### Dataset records
════
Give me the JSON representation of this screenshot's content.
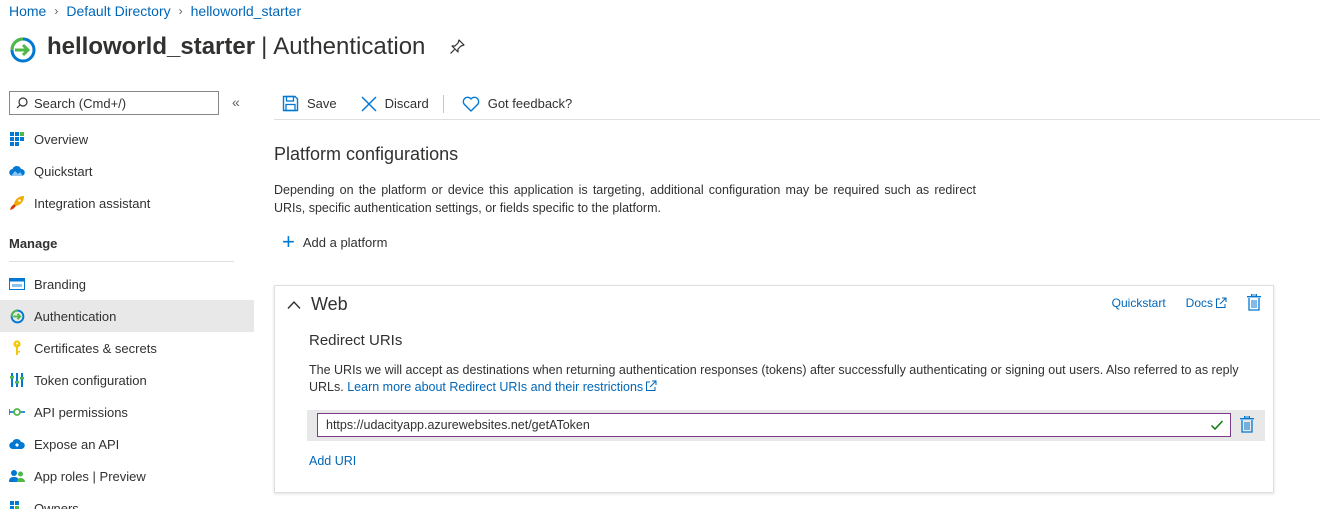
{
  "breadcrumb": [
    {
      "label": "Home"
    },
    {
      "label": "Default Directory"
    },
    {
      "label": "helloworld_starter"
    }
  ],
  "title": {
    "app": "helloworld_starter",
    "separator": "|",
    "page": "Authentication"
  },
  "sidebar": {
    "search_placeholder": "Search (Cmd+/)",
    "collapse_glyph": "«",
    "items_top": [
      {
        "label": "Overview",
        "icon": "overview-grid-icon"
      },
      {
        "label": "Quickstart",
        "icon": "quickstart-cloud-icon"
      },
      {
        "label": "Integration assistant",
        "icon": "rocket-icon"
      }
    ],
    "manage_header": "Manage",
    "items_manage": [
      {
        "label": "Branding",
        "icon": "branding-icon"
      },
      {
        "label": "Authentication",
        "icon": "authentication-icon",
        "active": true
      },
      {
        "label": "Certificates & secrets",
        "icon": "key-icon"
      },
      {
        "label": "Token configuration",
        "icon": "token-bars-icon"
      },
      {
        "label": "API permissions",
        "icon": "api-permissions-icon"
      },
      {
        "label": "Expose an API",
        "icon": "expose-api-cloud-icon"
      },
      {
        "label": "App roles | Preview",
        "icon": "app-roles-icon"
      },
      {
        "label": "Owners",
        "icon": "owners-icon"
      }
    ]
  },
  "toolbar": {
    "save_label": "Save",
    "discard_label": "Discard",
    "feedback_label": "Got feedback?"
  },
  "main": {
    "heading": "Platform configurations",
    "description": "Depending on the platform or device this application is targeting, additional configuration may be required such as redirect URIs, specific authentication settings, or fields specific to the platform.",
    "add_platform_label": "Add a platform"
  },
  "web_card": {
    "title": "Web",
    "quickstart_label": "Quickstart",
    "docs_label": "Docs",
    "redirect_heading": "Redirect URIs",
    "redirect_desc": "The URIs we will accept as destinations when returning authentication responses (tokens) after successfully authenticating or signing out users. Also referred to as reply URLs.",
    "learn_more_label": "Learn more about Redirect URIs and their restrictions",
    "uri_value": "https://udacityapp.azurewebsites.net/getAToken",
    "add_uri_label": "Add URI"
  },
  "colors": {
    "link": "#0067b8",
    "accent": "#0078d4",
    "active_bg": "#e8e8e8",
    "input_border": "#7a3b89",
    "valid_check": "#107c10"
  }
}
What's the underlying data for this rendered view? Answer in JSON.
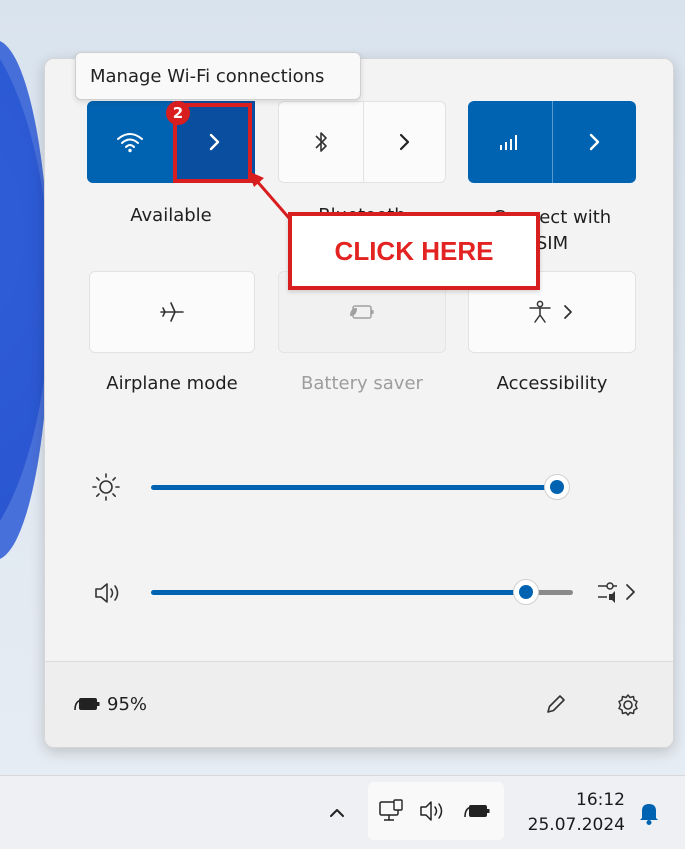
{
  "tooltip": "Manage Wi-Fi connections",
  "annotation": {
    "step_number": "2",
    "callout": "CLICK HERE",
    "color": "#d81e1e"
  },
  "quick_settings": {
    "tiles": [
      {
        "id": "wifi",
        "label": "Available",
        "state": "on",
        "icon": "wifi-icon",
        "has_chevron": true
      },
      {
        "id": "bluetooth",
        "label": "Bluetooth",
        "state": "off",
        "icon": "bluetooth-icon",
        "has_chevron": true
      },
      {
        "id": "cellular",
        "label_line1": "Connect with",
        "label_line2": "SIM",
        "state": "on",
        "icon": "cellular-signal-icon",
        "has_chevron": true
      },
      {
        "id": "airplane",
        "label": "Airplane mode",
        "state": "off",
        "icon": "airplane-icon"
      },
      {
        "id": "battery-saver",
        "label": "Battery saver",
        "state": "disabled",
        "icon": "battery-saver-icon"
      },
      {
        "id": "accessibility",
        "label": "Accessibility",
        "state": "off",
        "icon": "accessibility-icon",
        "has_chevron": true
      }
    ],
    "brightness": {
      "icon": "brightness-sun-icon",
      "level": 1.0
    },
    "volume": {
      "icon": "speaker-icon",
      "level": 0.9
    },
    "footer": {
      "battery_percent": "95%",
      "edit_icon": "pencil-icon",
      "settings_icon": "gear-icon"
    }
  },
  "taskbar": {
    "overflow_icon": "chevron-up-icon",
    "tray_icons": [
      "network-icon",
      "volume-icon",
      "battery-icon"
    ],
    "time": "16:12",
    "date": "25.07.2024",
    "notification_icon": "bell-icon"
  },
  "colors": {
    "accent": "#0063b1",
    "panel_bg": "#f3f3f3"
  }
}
════
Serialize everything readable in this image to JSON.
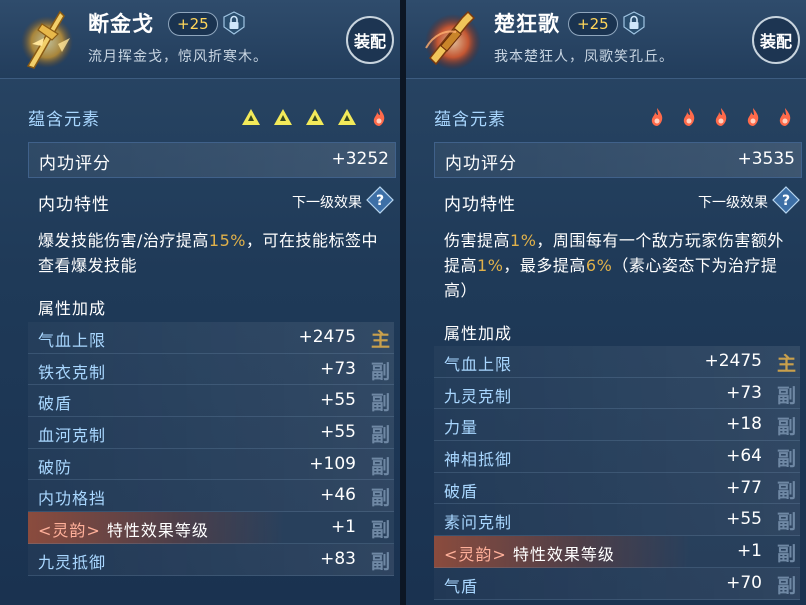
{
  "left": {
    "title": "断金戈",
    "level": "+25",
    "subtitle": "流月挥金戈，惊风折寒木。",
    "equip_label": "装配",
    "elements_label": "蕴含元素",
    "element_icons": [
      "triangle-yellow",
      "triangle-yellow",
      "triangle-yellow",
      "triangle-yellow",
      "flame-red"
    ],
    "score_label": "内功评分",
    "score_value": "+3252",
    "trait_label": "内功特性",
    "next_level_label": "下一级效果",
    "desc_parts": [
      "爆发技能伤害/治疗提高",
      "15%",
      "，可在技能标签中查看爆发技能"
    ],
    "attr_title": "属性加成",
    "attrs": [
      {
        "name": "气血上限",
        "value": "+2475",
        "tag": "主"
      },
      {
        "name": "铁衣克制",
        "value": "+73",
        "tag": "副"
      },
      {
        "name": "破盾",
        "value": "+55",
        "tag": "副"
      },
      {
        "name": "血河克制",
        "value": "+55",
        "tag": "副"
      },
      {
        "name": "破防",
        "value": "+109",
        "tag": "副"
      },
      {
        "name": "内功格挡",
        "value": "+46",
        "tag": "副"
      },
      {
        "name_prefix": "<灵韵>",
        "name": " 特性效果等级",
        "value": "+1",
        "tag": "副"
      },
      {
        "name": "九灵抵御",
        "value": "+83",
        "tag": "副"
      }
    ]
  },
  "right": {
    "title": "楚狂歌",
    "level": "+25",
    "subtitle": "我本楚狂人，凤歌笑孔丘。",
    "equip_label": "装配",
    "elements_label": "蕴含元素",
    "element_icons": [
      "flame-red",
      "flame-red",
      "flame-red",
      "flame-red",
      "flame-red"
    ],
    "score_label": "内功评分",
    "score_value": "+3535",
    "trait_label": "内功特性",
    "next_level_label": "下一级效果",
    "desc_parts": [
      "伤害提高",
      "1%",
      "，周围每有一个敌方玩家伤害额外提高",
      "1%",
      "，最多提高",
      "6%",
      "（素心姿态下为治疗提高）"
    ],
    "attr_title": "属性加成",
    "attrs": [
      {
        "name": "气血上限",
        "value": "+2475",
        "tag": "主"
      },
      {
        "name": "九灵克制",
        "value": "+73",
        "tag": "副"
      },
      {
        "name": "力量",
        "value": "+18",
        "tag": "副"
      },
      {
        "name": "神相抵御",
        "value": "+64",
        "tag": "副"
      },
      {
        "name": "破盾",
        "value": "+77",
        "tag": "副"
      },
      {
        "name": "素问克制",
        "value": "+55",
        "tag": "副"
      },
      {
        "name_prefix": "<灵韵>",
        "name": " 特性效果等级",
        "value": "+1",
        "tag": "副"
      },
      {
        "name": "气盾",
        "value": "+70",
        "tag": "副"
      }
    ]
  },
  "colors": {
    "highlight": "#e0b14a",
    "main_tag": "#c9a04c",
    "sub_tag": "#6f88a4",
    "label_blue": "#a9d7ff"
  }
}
════
### Objective
Copy all lines from the data that hold the word "roles".

### Written answer
        "label": "App roles | Preview",
        "icon": "app-roles-icon"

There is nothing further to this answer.